Request:
Transcribe all of the material exactly.

(Collected data)
— Begin —
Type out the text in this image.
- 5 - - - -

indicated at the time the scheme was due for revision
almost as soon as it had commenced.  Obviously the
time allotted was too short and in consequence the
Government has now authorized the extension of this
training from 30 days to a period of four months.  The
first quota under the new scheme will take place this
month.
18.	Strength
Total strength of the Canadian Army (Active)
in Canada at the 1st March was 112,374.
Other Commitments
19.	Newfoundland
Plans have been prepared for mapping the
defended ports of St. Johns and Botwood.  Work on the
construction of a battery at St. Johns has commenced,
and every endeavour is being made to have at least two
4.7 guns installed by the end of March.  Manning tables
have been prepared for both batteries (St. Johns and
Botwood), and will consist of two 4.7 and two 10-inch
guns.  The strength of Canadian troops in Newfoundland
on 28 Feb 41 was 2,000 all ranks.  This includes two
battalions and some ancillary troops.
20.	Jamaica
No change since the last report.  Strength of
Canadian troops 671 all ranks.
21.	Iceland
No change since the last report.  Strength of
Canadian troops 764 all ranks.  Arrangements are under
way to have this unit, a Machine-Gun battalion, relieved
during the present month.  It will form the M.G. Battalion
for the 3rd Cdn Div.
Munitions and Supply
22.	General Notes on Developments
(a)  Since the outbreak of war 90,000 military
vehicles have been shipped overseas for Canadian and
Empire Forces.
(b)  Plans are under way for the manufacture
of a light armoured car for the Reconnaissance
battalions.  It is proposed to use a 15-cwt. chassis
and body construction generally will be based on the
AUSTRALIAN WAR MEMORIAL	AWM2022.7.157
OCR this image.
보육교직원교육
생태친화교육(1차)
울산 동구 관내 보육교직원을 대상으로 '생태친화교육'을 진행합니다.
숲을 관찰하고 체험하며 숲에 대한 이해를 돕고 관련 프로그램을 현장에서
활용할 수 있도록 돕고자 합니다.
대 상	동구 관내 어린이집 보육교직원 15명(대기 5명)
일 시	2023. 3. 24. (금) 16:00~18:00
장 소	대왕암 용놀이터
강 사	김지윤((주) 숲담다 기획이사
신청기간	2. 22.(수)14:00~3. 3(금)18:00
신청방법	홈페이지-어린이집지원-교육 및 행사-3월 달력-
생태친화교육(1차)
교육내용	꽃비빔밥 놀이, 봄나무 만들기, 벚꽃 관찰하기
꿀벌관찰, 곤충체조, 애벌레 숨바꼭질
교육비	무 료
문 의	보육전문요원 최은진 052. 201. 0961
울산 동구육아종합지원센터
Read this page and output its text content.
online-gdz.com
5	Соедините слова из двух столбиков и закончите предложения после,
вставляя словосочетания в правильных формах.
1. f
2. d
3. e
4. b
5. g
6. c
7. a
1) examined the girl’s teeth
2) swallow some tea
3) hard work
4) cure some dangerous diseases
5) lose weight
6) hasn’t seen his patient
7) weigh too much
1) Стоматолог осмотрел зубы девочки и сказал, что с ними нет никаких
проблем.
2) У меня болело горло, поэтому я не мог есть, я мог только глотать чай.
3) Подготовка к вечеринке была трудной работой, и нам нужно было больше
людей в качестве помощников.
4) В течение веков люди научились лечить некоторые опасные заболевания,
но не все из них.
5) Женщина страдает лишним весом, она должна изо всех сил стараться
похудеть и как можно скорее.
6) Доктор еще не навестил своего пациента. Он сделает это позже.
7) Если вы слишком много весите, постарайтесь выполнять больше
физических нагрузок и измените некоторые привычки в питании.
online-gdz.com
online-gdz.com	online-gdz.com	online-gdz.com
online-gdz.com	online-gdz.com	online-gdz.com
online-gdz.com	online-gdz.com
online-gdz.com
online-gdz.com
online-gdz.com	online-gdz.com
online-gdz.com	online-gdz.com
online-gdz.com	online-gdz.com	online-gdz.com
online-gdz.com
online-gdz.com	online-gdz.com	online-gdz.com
— End —
Answer to the problem:
Type out the text in this image.
- 5 - - - -

indicated at the time the scheme was due for revision
almost as soon as it had commenced.  Obviously the
time allotted was too short and in consequence the
Government has now authorized the extension of this
training from 30 days to a period of four months.  The
first quota under the new scheme will take place this
month.
18.	Strength
Total strength of the Canadian Army (Active)
in Canada at the 1st March was 112,374.
Other Commitments
19.	Newfoundland
Plans have been prepared for mapping the
defended ports of St. Johns and Botwood.  Work on the
construction of a battery at St. Johns has commenced,
and every endeavour is being made to have at least two
4.7 guns installed by the end of March.  Manning tables
have been prepared for both batteries (St. Johns and
Botwood), and will consist of two 4.7 and two 10-inch
guns.  The strength of Canadian troops in Newfoundland
on 28 Feb 41 was 2,000 all ranks.  This includes two
battalions and some ancillary troops.
20.	Jamaica
No change since the last report.  Strength of
Canadian troops 671 all ranks.
21.	Iceland
No change since the last report.  Strength of
Canadian troops 764 all ranks.  Arrangements are under
way to have this unit, a Machine-Gun battalion, relieved
during the present month.  It will form the M.G. Battalion
for the 3rd Cdn Div.
Munitions and Supply
22.	General Notes on Developments
(a)  Since the outbreak of war 90,000 military
vehicles have been shipped overseas for Canadian and
Empire Forces.
(b)  Plans are under way for the manufacture
of a light armoured car for the Reconnaissance
battalions.  It is proposed to use a 15-cwt. chassis
and body construction generally will be based on the
AUSTRALIAN WAR MEMORIAL	AWM2022.7.157
OCR this image.
보육교직원교육
생태친화교육(1차)
울산 동구 관내 보육교직원을 대상으로 '생태친화교육'을 진행합니다.
숲을 관찰하고 체험하며 숲에 대한 이해를 돕고 관련 프로그램을 현장에서
활용할 수 있도록 돕고자 합니다.
대 상	동구 관내 어린이집 보육교직원 15명(대기 5명)
일 시	2023. 3. 24. (금) 16:00~18:00
장 소	대왕암 용놀이터
강 사	김지윤((주) 숲담다 기획이사
신청기간	2. 22.(수)14:00~3. 3(금)18:00
신청방법	홈페이지-어린이집지원-교육 및 행사-3월 달력-
생태친화교육(1차)
교육내용	꽃비빔밥 놀이, 봄나무 만들기, 벚꽃 관찰하기
꿀벌관찰, 곤충체조, 애벌레 숨바꼭질
교육비	무 료
문 의	보육전문요원 최은진 052. 201. 0961
울산 동구육아종합지원센터
Read this page and output its text content.
online-gdz.com
5	Соедините слова из двух столбиков и закончите предложения после,
вставляя словосочетания в правильных формах.
1. f
2. d
3. e
4. b
5. g
6. c
7. a
1) examined the girl’s teeth
2) swallow some tea
3) hard work
4) cure some dangerous diseases
5) lose weight
6) hasn’t seen his patient
7) weigh too much
1) Стоматолог осмотрел зубы девочки и сказал, что с ними нет никаких
проблем.
2) У меня болело горло, поэтому я не мог есть, я мог только глотать чай.
3) Подготовка к вечеринке была трудной работой, и нам нужно было больше
людей в качестве помощников.
4) В течение веков люди научились лечить некоторые опасные заболевания,
но не все из них.
5) Женщина страдает лишним весом, она должна изо всех сил стараться
похудеть и как можно скорее.
6) Доктор еще не навестил своего пациента. Он сделает это позже.
7) Если вы слишком много весите, постарайтесь выполнять больше
физических нагрузок и измените некоторые привычки в питании.
online-gdz.com
online-gdz.com	online-gdz.com	online-gdz.com
online-gdz.com	online-gdz.com	online-gdz.com
online-gdz.com	online-gdz.com
online-gdz.com
online-gdz.com
online-gdz.com	online-gdz.com
online-gdz.com	online-gdz.com
online-gdz.com	online-gdz.com	online-gdz.com
online-gdz.com
online-gdz.com	online-gdz.com	online-gdz.com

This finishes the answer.